▶ _REQUIRED TASK_:
Omit every picture and return the rest of the data unaltered.

▶ _INFORMATION SUPPLIED_:
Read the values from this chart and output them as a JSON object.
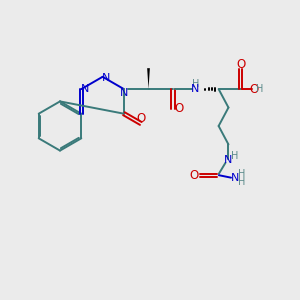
{
  "background_color": "#ebebeb",
  "bond_color": "#3a7a7a",
  "N_color": "#0000cc",
  "O_color": "#cc0000",
  "H_color": "#5a8a8a",
  "C_color": "#000000",
  "figsize": [
    3.0,
    3.0
  ],
  "dpi": 100,
  "xlim": [
    0,
    10
  ],
  "ylim": [
    0,
    10
  ],
  "bond_lw": 1.4,
  "font_size": 7.5
}
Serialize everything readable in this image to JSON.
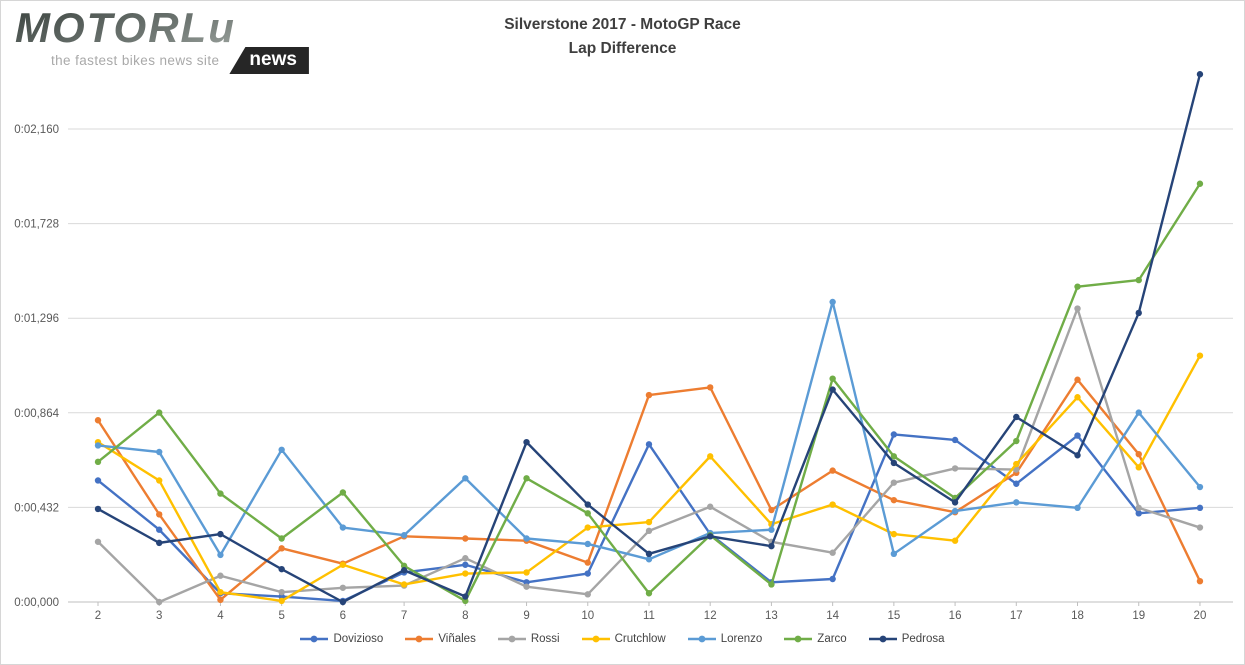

▶ _ANSWER FOR THIS EXERCISE_:
Read the values from this chart and output them as a JSON object.
{
  "background_color": "#ebebeb",
  "bond_color": "#3a7a7a",
  "N_color": "#0000cc",
  "O_color": "#cc0000",
  "H_color": "#5a8a8a",
  "C_color": "#000000",
  "figsize": [
    3.0,
    3.0
  ],
  "dpi": 100,
  "xlim": [
    0,
    10
  ],
  "ylim": [
    0,
    10
  ],
  "bond_lw": 1.4,
  "font_size": 7.5
}
Serialize everything readable in this image to JSON.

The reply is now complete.